AIM
Reproduce each line that includes the word "包含持仓收益".
══ LISTED ENTRIES
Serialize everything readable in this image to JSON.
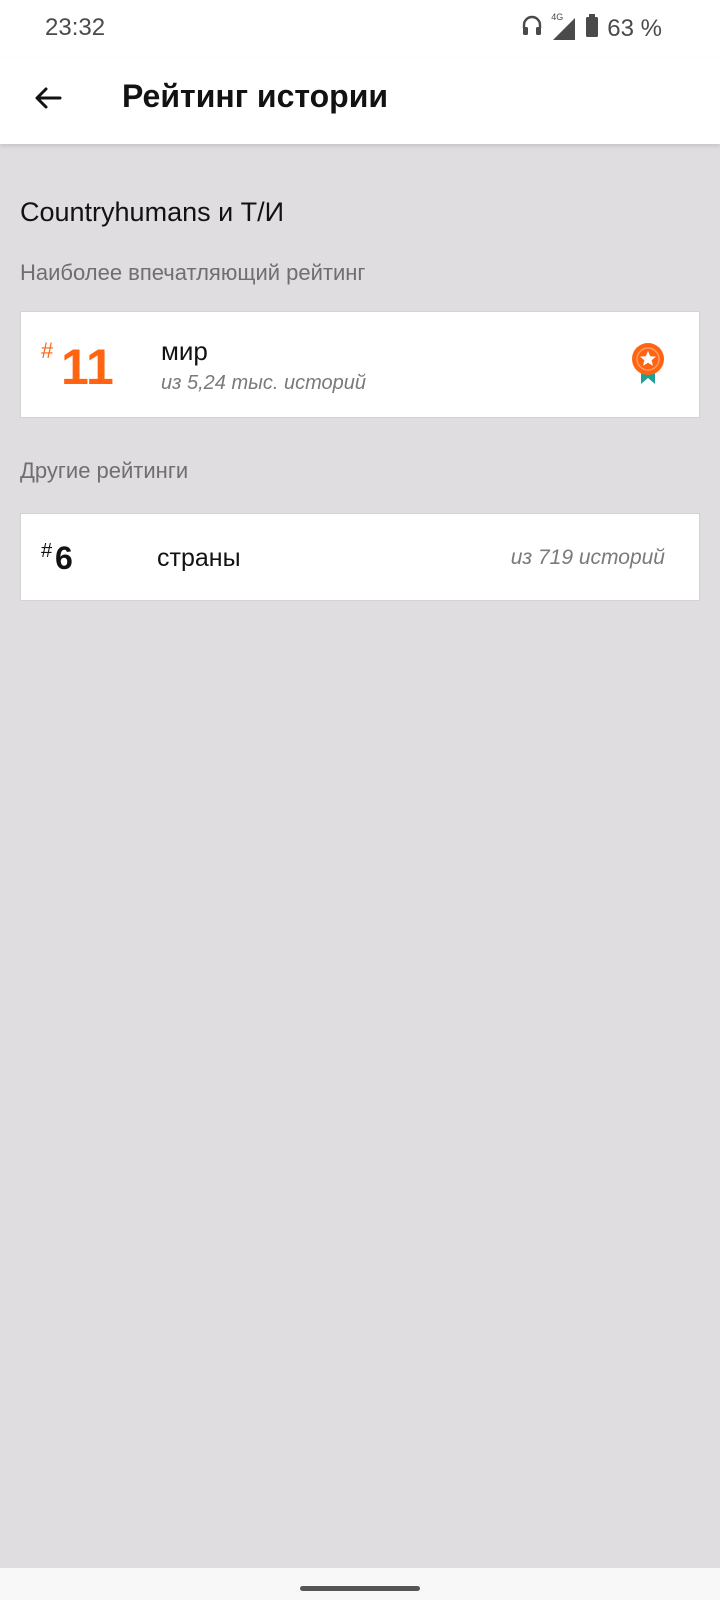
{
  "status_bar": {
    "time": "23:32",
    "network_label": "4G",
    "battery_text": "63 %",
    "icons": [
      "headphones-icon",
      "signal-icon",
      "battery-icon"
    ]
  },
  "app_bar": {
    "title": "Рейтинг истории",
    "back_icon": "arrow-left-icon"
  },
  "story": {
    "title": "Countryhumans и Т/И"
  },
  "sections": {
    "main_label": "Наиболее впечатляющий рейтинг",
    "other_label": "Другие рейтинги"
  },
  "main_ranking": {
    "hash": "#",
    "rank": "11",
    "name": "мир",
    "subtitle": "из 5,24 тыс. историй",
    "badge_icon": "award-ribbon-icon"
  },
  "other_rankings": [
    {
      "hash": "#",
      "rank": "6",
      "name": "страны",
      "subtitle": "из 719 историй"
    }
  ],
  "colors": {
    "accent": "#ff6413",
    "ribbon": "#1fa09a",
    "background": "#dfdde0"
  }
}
════
══ LISTED ENTRIES
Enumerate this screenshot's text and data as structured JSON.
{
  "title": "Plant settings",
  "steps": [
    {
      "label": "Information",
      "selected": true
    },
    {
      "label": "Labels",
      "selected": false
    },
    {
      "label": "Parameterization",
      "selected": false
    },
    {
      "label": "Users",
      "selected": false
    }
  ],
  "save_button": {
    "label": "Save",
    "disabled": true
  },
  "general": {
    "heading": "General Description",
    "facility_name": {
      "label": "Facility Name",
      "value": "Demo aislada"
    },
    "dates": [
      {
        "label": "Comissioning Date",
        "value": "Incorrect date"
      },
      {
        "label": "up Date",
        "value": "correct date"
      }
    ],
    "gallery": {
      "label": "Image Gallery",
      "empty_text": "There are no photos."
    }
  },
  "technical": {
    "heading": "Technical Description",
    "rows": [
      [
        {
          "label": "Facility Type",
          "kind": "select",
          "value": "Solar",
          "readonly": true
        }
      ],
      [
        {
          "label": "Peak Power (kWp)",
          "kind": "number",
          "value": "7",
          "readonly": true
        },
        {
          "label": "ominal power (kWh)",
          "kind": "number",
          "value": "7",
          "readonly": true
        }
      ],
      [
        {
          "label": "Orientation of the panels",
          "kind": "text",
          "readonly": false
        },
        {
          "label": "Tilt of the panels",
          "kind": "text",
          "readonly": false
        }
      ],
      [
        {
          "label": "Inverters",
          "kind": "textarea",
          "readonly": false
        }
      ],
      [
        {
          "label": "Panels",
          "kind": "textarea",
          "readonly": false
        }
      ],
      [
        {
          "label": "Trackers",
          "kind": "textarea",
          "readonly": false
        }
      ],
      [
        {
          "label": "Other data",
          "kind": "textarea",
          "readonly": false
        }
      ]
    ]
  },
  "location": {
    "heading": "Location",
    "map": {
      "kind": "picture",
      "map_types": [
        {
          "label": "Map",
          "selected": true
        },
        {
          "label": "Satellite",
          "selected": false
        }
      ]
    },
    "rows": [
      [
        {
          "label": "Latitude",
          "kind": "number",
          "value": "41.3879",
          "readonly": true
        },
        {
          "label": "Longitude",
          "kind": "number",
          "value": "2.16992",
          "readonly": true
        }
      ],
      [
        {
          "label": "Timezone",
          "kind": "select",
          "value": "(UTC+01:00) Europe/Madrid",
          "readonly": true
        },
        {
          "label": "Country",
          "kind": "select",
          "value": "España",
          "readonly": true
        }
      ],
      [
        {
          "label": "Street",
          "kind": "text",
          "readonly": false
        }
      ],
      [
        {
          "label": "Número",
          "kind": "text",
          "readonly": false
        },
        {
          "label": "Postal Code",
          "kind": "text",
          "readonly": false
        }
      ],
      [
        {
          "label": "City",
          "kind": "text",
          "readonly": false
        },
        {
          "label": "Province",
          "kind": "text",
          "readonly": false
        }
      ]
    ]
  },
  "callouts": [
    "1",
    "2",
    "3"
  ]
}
════
══ LISTED ENTRIES
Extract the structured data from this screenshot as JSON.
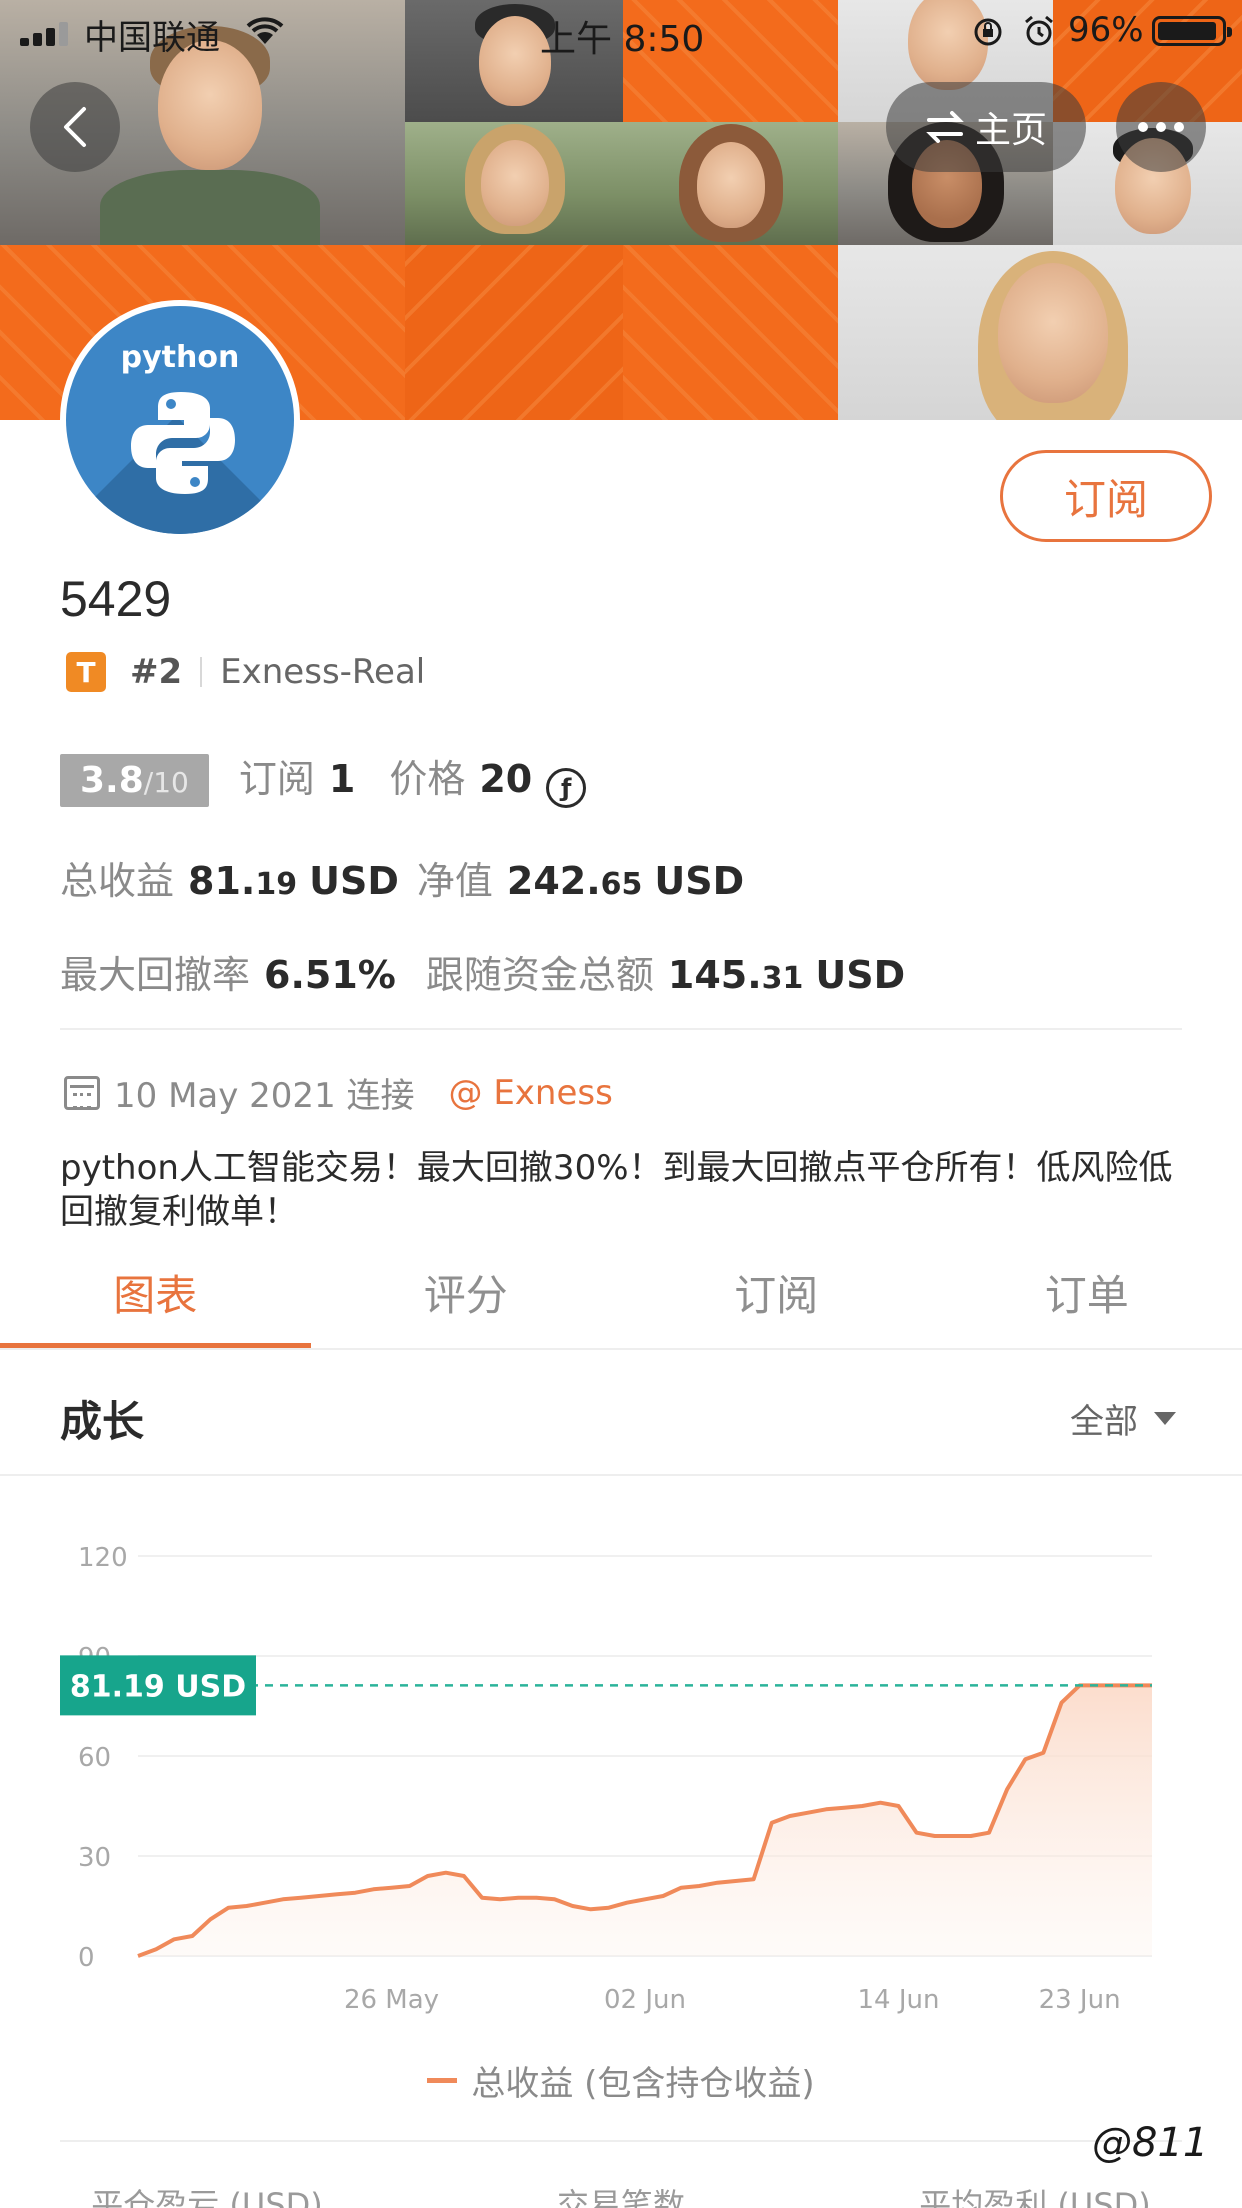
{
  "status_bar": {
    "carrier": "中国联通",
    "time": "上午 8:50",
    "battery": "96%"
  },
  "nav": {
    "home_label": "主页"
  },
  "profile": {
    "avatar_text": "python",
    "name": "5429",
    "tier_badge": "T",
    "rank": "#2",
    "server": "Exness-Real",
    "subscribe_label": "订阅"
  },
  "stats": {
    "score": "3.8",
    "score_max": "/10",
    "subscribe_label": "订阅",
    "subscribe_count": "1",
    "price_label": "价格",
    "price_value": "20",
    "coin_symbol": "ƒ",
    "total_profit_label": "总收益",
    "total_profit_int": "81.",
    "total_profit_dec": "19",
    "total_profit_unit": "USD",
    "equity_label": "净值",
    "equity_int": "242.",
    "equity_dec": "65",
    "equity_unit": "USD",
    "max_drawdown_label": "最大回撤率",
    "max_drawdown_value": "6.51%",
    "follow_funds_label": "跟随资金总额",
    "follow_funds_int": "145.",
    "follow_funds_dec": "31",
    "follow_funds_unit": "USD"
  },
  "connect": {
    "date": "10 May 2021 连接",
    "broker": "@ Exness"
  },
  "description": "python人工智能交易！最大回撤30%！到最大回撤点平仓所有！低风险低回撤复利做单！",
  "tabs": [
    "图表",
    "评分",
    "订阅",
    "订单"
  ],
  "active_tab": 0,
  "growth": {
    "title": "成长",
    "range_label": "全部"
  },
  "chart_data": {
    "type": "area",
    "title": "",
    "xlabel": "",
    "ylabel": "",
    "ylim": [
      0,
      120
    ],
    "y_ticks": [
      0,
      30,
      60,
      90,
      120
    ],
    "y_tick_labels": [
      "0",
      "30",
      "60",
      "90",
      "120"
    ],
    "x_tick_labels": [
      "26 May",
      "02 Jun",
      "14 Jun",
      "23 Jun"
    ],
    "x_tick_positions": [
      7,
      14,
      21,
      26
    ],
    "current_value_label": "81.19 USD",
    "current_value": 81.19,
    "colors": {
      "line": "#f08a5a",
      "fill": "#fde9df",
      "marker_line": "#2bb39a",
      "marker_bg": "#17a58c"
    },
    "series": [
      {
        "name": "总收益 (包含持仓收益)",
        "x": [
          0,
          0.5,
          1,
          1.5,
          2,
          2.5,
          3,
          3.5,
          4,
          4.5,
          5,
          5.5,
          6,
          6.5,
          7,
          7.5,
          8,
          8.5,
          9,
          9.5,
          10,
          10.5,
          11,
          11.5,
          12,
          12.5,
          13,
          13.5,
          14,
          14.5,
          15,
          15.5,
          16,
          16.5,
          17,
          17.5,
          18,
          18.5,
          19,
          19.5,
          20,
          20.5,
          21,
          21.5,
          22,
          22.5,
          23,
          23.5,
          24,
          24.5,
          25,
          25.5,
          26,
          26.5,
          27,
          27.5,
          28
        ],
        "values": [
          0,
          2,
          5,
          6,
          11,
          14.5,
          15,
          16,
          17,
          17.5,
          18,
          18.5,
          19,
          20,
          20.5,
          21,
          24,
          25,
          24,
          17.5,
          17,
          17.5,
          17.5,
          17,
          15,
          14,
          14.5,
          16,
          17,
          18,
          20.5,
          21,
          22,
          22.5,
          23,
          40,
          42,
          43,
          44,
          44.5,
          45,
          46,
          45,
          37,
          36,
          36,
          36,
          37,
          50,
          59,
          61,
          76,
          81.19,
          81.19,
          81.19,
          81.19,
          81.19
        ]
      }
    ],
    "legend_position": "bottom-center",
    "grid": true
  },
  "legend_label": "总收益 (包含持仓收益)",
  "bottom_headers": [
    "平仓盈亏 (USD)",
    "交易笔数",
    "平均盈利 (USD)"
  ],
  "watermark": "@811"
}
════
SOLUTION
        "name": "总收益 (包含持仓收益)",
  "legend_label": "总收益 (包含持仓收益)",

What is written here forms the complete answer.